** SHORT EXERCISE **
Check each line of the material below for the string "marker", then report how many lines have it, and nothing else.

** THE DATA **
_ _ _ _ _ _ _

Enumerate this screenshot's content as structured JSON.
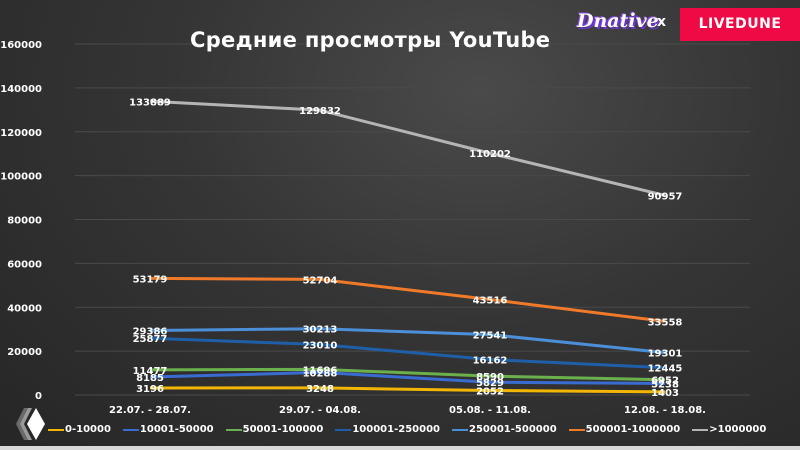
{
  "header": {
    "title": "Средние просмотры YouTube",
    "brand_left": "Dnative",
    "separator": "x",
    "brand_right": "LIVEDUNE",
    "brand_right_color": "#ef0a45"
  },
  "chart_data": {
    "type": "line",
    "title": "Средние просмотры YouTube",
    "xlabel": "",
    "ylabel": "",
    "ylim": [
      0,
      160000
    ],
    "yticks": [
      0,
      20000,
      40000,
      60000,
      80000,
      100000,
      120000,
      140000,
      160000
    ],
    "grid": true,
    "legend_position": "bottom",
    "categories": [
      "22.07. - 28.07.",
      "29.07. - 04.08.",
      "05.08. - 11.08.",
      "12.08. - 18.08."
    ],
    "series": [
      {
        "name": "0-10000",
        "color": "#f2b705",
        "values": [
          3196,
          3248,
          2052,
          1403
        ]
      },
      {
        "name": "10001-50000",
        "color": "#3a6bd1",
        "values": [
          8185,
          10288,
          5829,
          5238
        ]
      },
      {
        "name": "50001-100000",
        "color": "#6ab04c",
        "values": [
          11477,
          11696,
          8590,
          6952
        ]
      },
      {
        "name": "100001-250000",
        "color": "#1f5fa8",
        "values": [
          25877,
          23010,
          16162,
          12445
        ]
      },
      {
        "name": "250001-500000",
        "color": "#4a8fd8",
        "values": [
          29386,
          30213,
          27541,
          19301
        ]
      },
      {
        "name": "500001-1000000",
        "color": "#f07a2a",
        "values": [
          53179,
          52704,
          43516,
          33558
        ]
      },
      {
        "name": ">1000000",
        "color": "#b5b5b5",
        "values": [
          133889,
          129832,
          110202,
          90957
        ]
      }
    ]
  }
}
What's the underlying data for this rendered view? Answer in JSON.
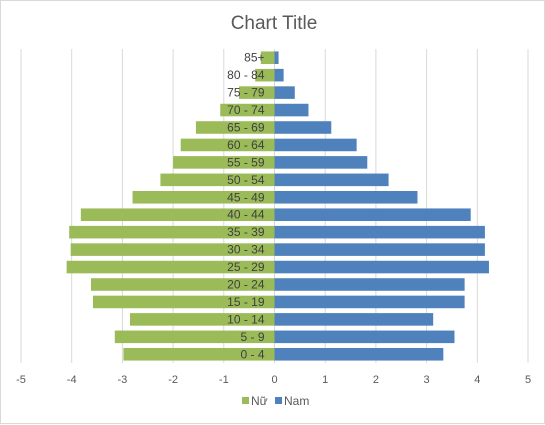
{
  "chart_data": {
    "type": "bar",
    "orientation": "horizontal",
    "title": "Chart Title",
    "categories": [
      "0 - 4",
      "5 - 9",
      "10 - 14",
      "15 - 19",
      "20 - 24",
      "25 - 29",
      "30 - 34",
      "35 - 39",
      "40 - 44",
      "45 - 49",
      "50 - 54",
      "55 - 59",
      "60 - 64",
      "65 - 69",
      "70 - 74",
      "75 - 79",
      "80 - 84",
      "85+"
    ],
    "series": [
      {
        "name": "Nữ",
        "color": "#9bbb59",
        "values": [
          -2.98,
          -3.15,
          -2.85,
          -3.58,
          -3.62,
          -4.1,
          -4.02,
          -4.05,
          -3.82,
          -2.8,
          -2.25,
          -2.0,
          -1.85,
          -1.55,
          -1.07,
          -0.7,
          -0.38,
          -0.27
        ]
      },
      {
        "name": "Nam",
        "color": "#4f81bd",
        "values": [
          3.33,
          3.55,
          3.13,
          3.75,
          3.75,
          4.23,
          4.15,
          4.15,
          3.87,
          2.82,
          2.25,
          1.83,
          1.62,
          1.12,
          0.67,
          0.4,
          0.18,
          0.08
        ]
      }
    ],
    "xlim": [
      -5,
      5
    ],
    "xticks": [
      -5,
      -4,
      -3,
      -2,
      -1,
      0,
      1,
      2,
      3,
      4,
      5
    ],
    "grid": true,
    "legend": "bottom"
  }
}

_ _ _ _ _ _ _

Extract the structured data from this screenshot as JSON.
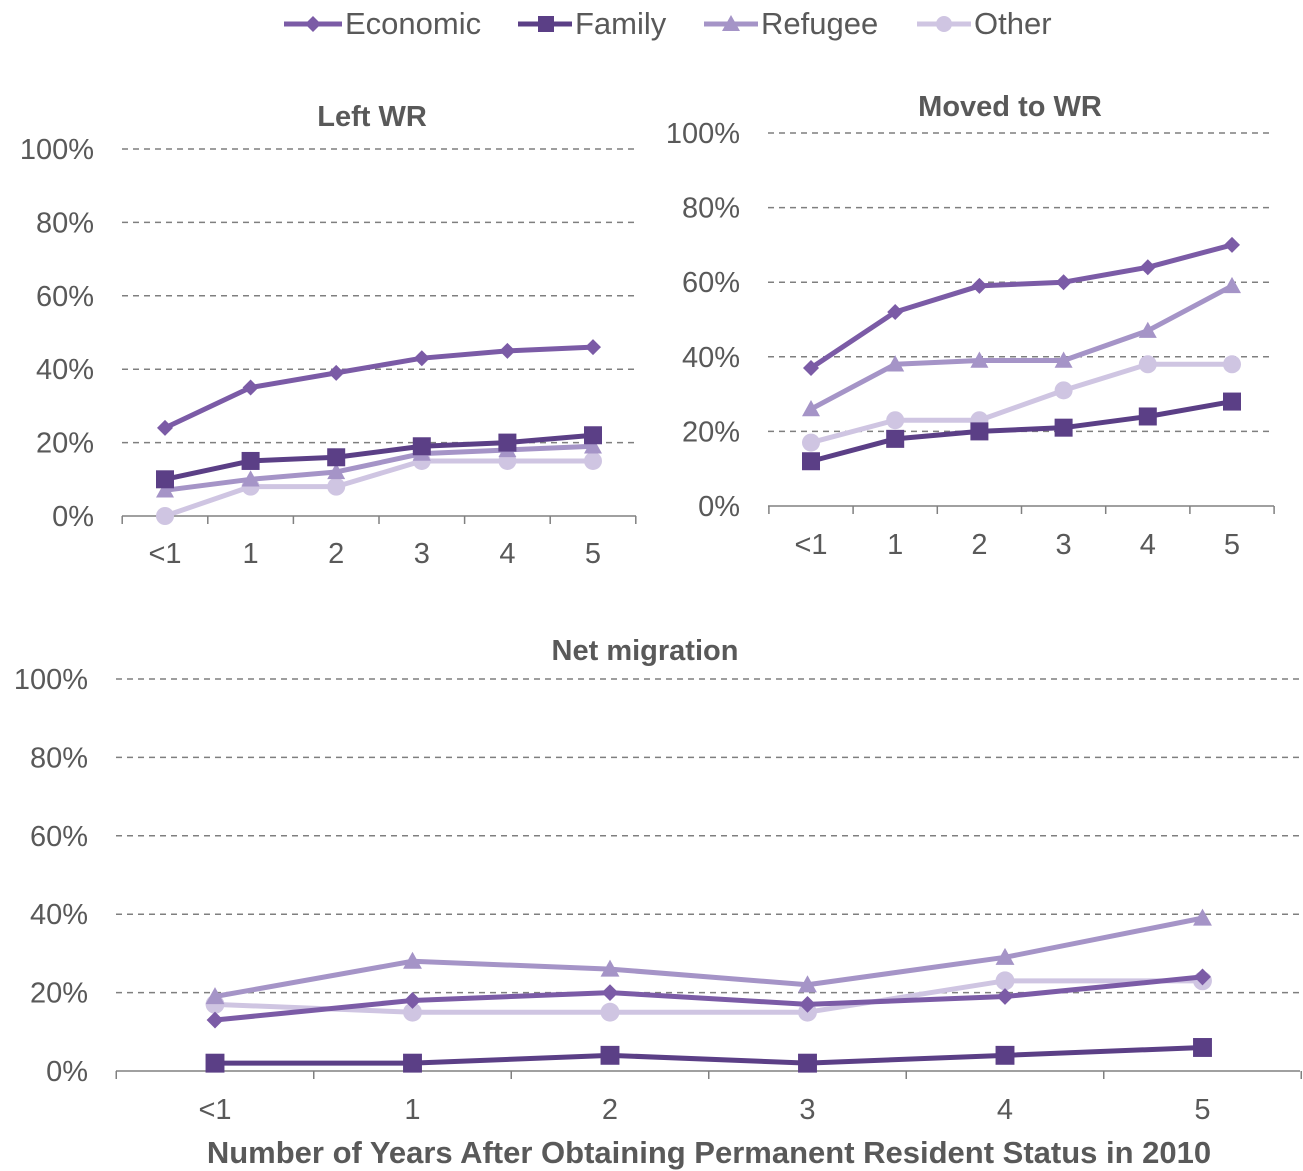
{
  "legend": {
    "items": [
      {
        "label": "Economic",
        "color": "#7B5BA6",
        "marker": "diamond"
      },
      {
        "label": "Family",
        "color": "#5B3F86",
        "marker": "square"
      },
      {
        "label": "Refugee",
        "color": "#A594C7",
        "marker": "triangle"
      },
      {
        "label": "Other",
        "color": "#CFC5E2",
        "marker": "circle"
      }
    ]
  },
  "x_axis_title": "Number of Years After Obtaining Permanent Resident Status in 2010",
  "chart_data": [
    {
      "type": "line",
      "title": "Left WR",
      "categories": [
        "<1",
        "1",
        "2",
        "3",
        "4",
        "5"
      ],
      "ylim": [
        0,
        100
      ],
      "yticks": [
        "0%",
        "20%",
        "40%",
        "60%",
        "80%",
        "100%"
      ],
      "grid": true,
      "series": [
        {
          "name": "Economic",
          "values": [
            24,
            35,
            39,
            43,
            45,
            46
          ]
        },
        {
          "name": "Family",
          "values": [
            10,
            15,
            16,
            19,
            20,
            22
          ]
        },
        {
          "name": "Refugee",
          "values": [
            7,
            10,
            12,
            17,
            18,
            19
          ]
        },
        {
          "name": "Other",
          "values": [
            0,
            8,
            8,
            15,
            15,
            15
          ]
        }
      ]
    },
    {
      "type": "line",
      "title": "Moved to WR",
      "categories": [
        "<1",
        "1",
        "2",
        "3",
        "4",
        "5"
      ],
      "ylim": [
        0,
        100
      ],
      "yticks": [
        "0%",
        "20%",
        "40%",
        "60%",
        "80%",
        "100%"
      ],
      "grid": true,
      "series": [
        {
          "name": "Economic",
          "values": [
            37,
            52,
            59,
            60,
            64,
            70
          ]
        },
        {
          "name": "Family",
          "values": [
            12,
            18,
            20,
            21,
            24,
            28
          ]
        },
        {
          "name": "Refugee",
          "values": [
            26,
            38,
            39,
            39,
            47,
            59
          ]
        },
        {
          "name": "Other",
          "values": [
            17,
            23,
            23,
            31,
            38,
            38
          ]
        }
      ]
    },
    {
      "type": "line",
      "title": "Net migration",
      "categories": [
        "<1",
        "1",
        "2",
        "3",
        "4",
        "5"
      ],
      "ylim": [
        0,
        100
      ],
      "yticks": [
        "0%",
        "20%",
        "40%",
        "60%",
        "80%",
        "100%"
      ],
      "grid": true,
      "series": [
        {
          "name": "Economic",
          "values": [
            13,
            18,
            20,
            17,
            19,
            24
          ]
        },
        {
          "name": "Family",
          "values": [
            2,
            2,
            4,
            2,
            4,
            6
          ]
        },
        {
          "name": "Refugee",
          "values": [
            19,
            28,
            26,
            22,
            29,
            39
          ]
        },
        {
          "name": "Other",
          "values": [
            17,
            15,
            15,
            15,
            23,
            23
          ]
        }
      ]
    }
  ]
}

_ _ _ _ _ _ _

** COMPLETE OUTPUT **
4